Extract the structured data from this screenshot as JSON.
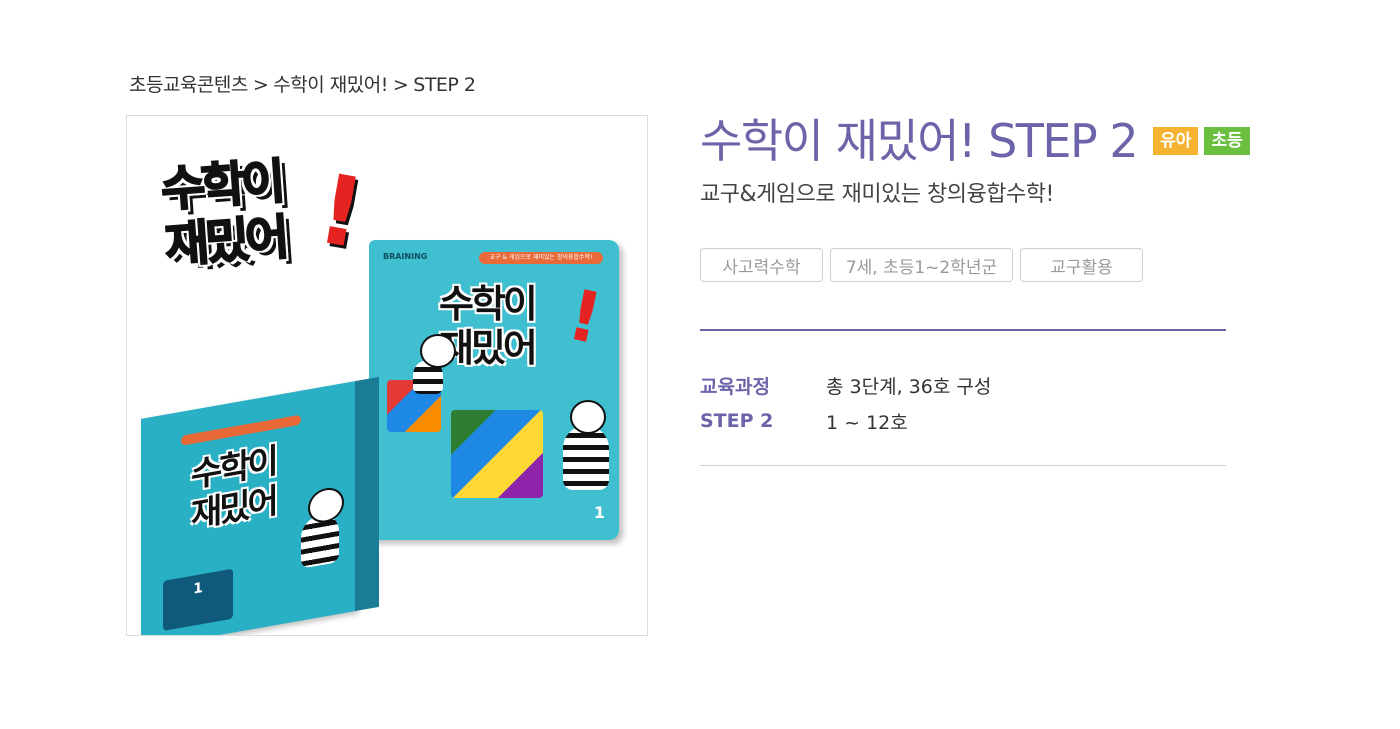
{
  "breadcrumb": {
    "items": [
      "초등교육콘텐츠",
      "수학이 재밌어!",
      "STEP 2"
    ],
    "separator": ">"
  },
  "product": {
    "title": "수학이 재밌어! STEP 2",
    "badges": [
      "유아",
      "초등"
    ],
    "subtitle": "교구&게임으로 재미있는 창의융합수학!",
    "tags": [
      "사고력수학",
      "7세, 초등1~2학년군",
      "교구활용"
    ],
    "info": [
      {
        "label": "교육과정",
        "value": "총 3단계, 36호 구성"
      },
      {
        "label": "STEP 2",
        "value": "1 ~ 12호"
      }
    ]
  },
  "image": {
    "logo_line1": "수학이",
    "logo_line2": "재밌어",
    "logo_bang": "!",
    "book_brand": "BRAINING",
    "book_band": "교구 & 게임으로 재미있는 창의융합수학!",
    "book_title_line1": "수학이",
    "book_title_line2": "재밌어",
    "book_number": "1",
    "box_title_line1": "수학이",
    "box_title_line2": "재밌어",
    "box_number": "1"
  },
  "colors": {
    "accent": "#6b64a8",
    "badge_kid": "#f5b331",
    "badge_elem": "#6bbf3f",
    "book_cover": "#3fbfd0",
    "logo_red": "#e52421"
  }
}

════

◆ EXERCISE DESCRIPTION ◆
Each entry shown above must be quoted exactly, with its pictures left out.

◆ PROBLEM SOLUTION ◆
Extract the structured data from this screenshot as JSON.
{
  "breadcrumb": {
    "items": [
      "초등교육콘텐츠",
      "수학이 재밌어!",
      "STEP 2"
    ],
    "separator": ">"
  },
  "product": {
    "title": "수학이 재밌어! STEP 2",
    "badges": [
      "유아",
      "초등"
    ],
    "subtitle": "교구&게임으로 재미있는 창의융합수학!",
    "tags": [
      "사고력수학",
      "7세, 초등1~2학년군",
      "교구활용"
    ],
    "info": [
      {
        "label": "교육과정",
        "value": "총 3단계, 36호 구성"
      },
      {
        "label": "STEP 2",
        "value": "1 ~ 12호"
      }
    ]
  },
  "image": {
    "logo_line1": "수학이",
    "logo_line2": "재밌어",
    "logo_bang": "!",
    "book_brand": "BRAINING",
    "book_band": "교구 & 게임으로 재미있는 창의융합수학!",
    "book_title_line1": "수학이",
    "book_title_line2": "재밌어",
    "book_number": "1",
    "box_title_line1": "수학이",
    "box_title_line2": "재밌어",
    "box_number": "1"
  },
  "colors": {
    "accent": "#6b64a8",
    "badge_kid": "#f5b331",
    "badge_elem": "#6bbf3f",
    "book_cover": "#3fbfd0",
    "logo_red": "#e52421"
  }
}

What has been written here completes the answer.